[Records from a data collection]
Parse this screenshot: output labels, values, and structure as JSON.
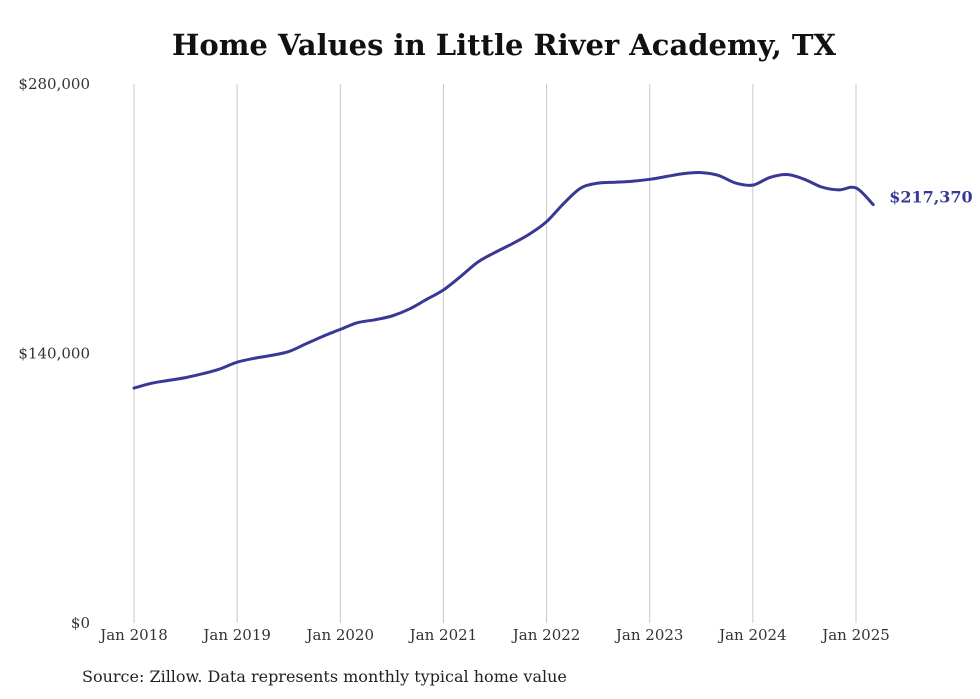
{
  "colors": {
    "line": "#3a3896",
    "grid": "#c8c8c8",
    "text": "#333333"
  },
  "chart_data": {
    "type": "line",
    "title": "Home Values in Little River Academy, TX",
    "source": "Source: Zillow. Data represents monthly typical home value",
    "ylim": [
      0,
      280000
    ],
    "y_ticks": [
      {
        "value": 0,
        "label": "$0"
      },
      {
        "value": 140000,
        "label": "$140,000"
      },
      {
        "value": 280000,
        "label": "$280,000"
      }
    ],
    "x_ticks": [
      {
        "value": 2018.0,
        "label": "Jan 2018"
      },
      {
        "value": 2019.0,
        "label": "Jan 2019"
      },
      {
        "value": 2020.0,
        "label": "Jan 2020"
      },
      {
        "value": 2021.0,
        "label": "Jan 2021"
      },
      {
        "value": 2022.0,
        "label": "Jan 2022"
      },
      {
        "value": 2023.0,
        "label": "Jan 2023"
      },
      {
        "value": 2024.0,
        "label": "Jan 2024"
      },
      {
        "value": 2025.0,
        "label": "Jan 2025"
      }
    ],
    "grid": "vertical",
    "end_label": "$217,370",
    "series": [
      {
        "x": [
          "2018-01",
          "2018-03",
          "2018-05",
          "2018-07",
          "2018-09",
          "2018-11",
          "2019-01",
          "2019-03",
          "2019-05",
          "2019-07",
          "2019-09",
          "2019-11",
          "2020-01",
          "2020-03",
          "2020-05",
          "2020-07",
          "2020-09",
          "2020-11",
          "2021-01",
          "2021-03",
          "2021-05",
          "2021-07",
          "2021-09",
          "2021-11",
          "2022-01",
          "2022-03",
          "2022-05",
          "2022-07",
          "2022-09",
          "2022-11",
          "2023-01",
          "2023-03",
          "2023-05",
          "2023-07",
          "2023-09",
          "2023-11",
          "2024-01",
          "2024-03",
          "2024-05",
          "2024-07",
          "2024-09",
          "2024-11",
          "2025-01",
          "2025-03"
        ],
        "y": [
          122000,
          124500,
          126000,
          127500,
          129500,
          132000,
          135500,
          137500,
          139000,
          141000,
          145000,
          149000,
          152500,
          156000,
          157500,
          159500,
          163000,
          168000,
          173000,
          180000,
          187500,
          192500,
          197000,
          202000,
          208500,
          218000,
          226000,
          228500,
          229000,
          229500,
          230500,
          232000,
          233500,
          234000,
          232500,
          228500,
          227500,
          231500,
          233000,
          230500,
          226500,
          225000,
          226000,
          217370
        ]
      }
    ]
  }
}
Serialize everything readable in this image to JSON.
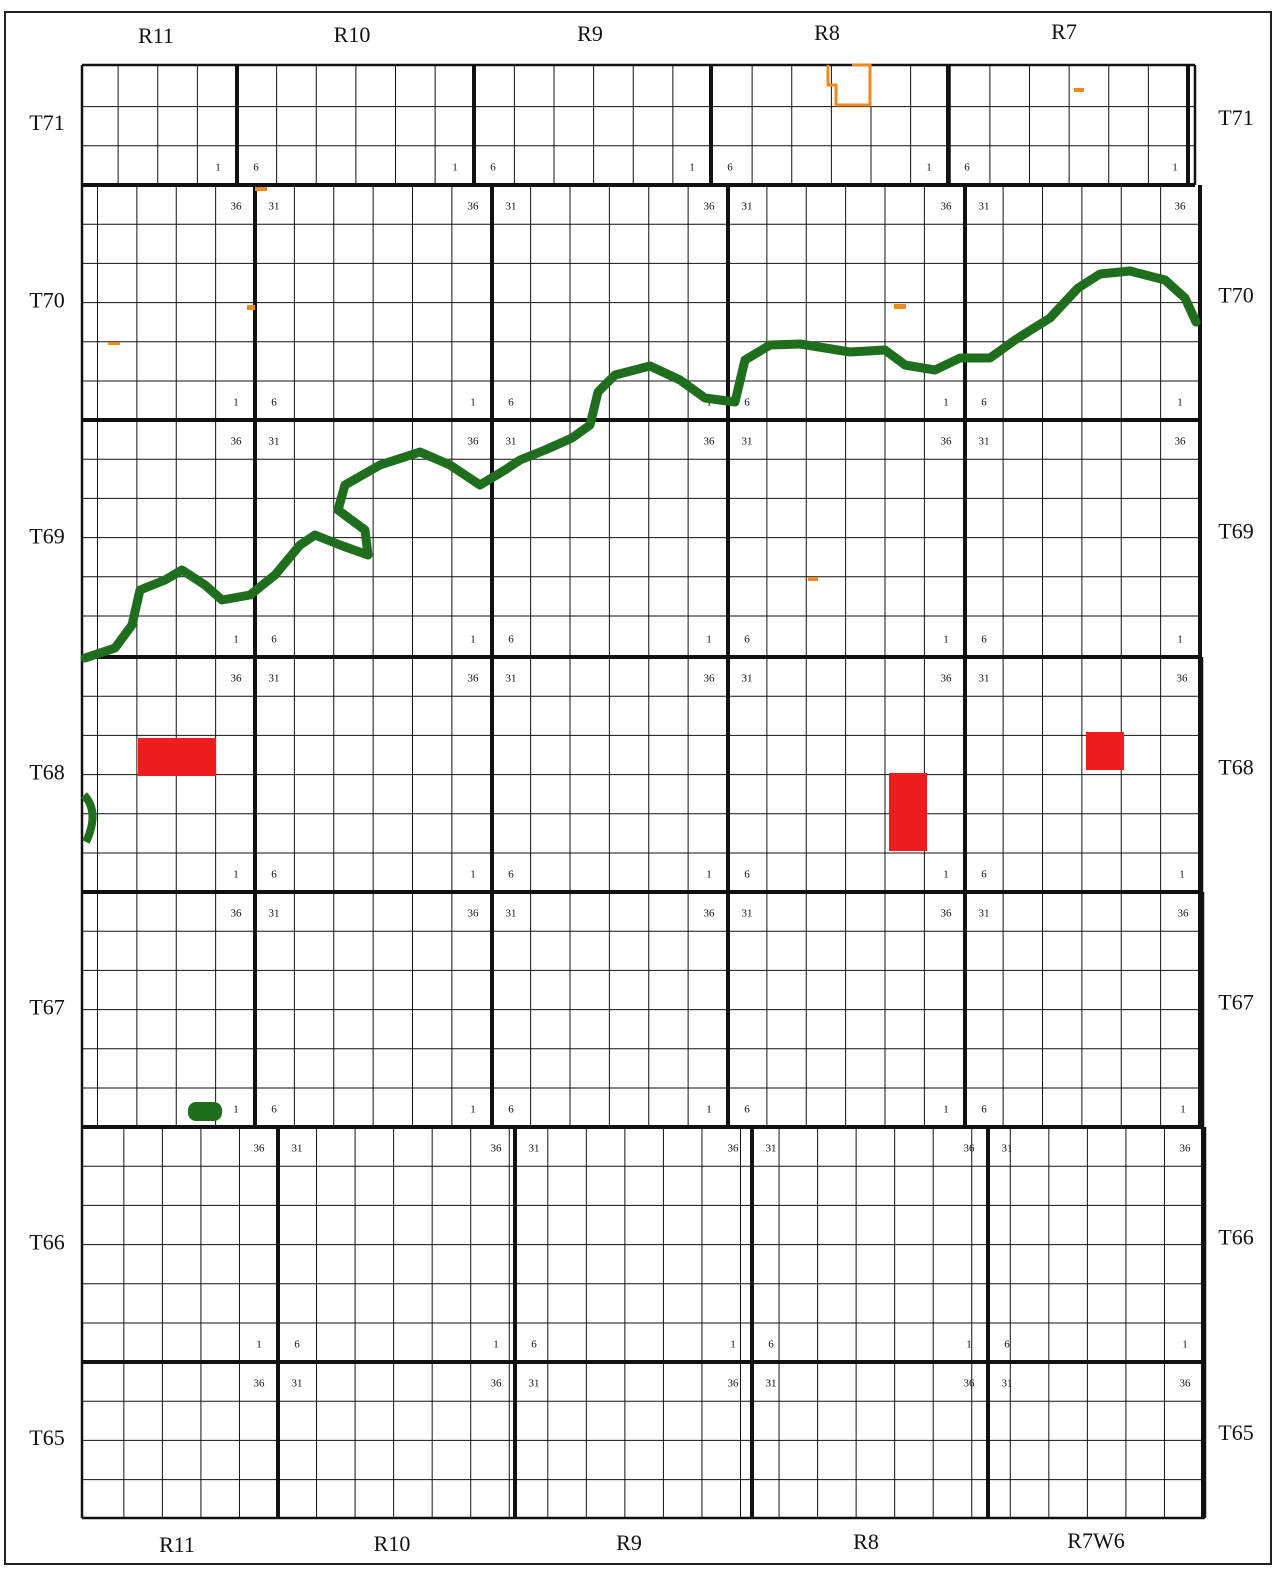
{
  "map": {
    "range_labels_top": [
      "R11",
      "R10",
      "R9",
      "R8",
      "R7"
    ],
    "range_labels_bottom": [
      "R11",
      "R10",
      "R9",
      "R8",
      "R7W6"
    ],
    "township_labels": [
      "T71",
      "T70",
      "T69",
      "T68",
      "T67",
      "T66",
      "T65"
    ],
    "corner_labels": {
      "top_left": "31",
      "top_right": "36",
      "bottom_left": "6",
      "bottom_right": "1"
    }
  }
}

Direction:
Return every line above that contains the word "this".

Written solution:
Parse this screenshot: output labels, values, and structure as JSON.
Serialize everything readable in this image to JSON.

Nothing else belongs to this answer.